> [WHAT IS REQUIRED]: Look through the data for the string "magnifier". Copy every line where it is found.

> [STORED DATA]:
[START]

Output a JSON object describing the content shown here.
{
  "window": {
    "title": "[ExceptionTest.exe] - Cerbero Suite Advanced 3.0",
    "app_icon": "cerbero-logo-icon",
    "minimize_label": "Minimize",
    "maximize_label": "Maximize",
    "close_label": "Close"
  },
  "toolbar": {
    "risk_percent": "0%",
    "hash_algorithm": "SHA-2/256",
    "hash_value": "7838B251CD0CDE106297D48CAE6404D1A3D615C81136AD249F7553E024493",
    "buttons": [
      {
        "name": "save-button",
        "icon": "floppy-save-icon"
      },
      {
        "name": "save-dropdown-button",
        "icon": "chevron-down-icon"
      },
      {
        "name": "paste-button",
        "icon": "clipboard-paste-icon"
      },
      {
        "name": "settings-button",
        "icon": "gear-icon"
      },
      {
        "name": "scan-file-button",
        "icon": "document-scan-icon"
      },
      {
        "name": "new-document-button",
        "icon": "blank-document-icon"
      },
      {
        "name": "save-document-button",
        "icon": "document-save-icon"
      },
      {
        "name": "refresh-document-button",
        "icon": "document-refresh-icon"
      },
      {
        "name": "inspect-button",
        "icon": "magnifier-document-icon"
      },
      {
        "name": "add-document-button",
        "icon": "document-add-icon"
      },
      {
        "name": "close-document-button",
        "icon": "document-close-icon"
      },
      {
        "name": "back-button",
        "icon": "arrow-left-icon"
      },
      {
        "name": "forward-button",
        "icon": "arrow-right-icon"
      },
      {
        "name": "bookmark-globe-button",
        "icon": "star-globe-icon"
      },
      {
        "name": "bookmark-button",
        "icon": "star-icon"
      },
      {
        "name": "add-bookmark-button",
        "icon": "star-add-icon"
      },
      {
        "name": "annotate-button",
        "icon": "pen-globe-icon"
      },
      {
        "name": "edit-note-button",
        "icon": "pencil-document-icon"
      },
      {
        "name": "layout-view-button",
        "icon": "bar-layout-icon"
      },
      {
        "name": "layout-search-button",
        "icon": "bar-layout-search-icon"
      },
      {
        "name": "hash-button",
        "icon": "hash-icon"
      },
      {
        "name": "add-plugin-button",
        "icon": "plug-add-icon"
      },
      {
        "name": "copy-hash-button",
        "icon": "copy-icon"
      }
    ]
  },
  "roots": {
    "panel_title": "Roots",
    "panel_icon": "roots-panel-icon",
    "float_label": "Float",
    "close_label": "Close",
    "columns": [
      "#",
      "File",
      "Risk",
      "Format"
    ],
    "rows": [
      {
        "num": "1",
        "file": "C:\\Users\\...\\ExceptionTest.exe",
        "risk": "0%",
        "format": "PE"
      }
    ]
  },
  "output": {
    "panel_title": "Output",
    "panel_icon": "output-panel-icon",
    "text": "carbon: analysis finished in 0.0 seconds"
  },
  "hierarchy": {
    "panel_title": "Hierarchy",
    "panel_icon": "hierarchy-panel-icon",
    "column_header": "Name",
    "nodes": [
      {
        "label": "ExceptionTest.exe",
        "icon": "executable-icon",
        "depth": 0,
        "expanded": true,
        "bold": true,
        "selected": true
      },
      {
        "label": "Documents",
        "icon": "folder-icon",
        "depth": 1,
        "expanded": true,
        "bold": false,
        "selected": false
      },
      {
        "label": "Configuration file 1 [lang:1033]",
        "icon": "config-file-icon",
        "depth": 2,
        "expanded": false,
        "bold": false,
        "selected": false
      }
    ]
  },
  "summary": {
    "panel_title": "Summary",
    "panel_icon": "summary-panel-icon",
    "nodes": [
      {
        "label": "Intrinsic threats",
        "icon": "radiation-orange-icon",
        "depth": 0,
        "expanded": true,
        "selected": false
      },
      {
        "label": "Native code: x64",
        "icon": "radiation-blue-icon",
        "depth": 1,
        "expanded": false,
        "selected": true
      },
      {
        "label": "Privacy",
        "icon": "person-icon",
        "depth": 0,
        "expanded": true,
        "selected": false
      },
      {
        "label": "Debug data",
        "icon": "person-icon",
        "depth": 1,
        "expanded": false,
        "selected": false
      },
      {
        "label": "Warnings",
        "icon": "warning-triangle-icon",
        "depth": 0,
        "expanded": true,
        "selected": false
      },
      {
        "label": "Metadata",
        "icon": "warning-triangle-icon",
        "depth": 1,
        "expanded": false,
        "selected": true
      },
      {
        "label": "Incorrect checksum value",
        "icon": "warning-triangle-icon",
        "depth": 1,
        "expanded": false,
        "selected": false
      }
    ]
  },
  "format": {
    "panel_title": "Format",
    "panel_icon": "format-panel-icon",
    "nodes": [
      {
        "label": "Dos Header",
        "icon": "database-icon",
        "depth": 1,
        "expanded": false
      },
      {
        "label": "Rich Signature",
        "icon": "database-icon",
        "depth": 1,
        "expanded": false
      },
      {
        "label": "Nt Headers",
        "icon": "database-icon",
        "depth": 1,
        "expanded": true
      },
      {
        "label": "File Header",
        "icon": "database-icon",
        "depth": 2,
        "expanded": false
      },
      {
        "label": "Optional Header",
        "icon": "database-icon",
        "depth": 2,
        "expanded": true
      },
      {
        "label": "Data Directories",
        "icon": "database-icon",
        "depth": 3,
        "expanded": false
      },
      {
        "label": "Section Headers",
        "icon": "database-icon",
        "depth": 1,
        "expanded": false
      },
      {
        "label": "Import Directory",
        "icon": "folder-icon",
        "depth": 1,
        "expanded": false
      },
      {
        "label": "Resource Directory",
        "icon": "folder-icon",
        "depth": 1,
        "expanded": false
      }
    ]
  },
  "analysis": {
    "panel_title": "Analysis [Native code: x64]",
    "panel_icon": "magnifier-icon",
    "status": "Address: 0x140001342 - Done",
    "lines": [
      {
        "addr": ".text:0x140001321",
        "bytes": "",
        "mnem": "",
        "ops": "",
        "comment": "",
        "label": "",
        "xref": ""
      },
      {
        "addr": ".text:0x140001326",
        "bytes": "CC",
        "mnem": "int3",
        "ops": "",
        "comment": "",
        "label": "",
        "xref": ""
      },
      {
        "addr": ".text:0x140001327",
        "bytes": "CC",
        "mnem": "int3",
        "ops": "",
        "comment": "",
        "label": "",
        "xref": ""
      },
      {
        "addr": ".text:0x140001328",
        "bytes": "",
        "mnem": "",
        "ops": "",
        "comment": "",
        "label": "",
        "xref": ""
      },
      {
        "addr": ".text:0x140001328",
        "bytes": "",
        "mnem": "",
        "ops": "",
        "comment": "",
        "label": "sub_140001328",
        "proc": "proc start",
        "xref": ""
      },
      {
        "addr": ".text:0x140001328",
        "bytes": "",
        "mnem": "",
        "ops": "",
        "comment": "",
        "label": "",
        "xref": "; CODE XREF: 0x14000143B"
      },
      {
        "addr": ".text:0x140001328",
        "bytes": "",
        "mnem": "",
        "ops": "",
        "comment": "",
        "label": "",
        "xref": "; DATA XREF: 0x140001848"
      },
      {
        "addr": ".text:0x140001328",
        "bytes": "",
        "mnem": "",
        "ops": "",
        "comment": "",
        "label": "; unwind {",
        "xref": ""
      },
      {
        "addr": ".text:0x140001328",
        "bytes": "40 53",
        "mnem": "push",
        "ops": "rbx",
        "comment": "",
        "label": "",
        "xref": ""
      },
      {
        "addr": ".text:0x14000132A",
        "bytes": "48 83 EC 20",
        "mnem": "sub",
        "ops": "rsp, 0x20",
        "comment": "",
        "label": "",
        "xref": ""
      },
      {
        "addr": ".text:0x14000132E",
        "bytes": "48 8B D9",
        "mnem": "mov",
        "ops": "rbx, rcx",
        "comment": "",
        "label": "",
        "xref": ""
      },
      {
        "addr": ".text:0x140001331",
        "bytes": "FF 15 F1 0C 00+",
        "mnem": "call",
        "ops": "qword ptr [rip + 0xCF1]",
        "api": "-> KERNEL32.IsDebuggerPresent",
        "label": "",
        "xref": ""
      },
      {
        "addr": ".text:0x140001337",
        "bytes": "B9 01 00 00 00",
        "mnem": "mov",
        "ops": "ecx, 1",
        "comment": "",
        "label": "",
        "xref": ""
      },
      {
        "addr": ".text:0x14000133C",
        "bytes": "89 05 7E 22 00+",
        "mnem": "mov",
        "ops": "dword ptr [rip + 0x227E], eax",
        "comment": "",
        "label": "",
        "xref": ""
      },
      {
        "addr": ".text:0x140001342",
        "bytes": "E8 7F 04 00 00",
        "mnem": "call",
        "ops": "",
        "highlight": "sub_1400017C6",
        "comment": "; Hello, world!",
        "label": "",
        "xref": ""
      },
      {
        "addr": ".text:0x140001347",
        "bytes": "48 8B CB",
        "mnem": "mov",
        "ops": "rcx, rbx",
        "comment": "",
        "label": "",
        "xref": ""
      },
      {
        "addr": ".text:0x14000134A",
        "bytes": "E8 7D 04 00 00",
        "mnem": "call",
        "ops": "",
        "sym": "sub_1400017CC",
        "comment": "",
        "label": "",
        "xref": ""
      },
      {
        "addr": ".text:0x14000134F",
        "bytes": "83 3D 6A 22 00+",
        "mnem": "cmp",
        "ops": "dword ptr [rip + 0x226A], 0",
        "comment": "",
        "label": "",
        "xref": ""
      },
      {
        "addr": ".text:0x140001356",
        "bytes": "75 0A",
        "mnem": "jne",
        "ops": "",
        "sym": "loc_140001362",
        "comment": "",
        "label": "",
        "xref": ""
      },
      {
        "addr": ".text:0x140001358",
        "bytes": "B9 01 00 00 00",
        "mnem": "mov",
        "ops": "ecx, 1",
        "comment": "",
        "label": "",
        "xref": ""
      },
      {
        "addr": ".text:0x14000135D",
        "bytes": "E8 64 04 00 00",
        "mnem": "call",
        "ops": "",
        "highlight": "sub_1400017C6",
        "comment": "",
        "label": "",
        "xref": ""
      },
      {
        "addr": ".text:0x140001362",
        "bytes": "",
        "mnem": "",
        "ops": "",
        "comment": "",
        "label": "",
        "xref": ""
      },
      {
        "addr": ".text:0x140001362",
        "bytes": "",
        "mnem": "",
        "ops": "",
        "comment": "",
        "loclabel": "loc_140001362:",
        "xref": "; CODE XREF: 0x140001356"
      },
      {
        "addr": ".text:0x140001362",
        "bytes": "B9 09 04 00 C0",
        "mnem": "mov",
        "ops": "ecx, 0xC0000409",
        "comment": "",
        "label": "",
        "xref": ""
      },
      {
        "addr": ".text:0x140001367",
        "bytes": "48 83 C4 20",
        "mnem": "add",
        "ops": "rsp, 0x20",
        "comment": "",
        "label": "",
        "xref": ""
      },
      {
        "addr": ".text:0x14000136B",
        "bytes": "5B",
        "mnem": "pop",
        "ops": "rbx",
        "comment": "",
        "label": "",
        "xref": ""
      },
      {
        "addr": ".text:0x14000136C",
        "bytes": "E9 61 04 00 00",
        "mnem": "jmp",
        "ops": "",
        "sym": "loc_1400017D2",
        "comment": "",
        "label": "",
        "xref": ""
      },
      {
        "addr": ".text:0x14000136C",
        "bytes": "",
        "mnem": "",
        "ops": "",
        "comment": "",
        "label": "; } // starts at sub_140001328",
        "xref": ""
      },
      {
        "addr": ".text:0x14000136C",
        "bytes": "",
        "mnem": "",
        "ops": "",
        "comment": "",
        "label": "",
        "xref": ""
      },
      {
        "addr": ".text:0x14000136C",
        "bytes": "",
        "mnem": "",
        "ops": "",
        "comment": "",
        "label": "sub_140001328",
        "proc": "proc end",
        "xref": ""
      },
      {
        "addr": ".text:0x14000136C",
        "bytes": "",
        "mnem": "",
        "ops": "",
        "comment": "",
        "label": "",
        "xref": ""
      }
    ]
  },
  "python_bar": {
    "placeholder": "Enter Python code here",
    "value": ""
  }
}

[END]

> [WRITTEN RESPONSE]:
        "icon": "magnifier-document-icon"
    "panel_icon": "magnifier-icon",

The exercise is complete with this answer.